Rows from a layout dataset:
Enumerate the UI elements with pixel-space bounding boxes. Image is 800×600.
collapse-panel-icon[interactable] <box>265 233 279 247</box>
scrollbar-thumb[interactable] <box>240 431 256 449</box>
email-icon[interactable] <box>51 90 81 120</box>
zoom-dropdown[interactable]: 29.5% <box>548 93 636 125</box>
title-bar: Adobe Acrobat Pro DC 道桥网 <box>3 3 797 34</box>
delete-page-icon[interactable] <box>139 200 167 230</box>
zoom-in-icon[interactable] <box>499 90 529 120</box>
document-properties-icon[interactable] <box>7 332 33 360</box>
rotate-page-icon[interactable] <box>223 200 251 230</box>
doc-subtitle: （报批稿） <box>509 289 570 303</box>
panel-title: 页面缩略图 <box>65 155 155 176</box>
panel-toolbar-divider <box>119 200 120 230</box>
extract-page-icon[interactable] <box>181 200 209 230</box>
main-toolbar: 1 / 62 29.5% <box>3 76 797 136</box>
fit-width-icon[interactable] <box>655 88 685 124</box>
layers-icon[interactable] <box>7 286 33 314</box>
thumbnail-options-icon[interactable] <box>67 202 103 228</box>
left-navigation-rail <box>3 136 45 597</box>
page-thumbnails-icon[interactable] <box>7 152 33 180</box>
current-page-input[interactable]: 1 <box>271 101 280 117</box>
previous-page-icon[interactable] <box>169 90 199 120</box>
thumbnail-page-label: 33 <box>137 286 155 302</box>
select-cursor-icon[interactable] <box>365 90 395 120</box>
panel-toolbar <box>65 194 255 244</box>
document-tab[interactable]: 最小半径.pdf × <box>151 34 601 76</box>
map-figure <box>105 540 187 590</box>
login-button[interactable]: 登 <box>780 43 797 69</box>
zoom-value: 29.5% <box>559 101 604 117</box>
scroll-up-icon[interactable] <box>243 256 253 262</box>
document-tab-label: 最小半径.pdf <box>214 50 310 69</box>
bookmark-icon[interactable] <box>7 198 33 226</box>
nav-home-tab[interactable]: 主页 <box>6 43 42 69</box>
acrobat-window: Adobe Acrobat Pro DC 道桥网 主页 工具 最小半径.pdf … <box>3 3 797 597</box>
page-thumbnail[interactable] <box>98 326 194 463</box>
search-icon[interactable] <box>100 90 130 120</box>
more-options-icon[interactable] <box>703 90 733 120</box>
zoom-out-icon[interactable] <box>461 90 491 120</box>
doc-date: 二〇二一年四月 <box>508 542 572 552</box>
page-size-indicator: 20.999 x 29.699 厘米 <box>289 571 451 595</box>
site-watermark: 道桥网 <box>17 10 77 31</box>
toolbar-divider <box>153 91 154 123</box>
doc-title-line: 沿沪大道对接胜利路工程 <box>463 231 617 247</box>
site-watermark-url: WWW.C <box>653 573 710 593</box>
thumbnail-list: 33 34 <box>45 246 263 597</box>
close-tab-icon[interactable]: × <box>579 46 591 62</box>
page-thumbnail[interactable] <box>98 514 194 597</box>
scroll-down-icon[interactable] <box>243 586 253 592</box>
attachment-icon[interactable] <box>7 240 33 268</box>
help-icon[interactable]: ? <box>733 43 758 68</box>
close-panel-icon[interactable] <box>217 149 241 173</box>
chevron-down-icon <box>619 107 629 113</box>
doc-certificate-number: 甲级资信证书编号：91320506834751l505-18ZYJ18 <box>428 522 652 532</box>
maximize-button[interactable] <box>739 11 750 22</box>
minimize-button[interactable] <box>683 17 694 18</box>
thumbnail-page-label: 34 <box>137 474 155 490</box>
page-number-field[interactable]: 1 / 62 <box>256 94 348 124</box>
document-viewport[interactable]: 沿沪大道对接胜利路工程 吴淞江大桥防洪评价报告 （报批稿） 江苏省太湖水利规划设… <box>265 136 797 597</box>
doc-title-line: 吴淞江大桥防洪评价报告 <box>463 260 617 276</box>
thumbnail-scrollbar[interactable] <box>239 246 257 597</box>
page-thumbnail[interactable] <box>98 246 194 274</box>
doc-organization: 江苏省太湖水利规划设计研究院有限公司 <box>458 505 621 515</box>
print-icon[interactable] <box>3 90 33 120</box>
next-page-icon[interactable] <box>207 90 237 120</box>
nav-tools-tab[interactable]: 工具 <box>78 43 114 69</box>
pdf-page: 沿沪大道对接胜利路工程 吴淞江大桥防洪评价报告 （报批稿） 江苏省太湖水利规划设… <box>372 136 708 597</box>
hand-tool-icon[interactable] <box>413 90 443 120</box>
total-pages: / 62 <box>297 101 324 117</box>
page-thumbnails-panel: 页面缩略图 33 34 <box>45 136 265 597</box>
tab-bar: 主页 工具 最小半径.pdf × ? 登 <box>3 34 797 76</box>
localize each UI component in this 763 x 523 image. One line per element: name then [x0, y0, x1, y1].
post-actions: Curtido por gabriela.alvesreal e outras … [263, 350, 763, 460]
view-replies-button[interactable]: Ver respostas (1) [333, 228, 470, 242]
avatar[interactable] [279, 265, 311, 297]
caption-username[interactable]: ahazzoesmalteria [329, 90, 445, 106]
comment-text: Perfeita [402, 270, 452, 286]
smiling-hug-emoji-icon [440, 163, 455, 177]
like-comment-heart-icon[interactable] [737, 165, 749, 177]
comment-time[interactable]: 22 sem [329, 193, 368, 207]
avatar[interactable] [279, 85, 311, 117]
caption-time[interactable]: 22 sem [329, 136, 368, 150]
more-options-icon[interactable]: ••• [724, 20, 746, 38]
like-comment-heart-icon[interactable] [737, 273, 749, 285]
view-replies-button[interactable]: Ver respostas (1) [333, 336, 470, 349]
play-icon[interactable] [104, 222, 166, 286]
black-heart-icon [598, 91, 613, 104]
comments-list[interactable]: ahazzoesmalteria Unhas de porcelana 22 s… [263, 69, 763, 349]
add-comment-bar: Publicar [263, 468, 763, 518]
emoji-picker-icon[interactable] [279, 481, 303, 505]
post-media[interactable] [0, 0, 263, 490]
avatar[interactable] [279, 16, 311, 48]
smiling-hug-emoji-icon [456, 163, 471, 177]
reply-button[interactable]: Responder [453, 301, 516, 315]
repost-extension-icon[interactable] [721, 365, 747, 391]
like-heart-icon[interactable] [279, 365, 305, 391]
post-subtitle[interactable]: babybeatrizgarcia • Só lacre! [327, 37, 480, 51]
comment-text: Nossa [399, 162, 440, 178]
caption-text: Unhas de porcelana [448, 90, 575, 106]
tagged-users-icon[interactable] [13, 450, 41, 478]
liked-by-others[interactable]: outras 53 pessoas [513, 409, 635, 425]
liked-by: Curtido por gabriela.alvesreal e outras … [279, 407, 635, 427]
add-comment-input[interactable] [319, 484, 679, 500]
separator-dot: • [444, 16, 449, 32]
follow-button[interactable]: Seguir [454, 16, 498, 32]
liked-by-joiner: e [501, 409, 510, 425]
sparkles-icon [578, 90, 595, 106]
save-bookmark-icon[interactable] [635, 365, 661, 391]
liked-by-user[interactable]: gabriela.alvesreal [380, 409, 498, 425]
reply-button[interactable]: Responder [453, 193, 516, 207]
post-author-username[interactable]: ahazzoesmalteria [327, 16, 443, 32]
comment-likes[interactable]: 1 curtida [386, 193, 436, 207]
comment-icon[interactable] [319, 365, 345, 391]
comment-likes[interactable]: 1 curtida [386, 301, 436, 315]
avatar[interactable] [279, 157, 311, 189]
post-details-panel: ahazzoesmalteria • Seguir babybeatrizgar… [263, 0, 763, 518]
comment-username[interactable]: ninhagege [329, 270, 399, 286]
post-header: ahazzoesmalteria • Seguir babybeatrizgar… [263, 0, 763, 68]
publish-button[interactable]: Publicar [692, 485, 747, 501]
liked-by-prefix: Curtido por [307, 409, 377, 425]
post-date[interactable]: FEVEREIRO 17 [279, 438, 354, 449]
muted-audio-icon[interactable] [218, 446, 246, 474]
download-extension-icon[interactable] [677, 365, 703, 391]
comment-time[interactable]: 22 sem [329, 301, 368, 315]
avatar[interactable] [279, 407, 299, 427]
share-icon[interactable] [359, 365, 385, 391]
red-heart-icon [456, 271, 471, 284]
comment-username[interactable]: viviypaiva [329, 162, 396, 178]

INSTRUCTIONS TO FOLLOW
Copy out, line for line, the rows from the start of the records through the line containing "nav-home-tab[interactable]: 主页 <box>6", with both ends included.

EXERCISE SOLUTION
Enumerate the UI elements with pixel-space bounding boxes. Image is 800×600.
collapse-panel-icon[interactable] <box>265 233 279 247</box>
scrollbar-thumb[interactable] <box>240 431 256 449</box>
email-icon[interactable] <box>51 90 81 120</box>
zoom-dropdown[interactable]: 29.5% <box>548 93 636 125</box>
title-bar: Adobe Acrobat Pro DC 道桥网 <box>3 3 797 34</box>
delete-page-icon[interactable] <box>139 200 167 230</box>
zoom-in-icon[interactable] <box>499 90 529 120</box>
document-properties-icon[interactable] <box>7 332 33 360</box>
rotate-page-icon[interactable] <box>223 200 251 230</box>
doc-subtitle: （报批稿） <box>509 289 570 303</box>
panel-title: 页面缩略图 <box>65 155 155 176</box>
panel-toolbar-divider <box>119 200 120 230</box>
extract-page-icon[interactable] <box>181 200 209 230</box>
main-toolbar: 1 / 62 29.5% <box>3 76 797 136</box>
fit-width-icon[interactable] <box>655 88 685 124</box>
layers-icon[interactable] <box>7 286 33 314</box>
thumbnail-options-icon[interactable] <box>67 202 103 228</box>
left-navigation-rail <box>3 136 45 597</box>
page-thumbnails-icon[interactable] <box>7 152 33 180</box>
current-page-input[interactable]: 1 <box>271 101 280 117</box>
previous-page-icon[interactable] <box>169 90 199 120</box>
thumbnail-page-label: 33 <box>137 286 155 302</box>
select-cursor-icon[interactable] <box>365 90 395 120</box>
panel-toolbar <box>65 194 255 244</box>
document-tab[interactable]: 最小半径.pdf × <box>151 34 601 76</box>
map-figure <box>105 540 187 590</box>
login-button[interactable]: 登 <box>780 43 797 69</box>
zoom-value: 29.5% <box>559 101 604 117</box>
scroll-up-icon[interactable] <box>243 256 253 262</box>
document-tab-label: 最小半径.pdf <box>214 50 310 69</box>
bookmark-icon[interactable] <box>7 198 33 226</box>
nav-home-tab[interactable]: 主页 <box>6 43 42 69</box>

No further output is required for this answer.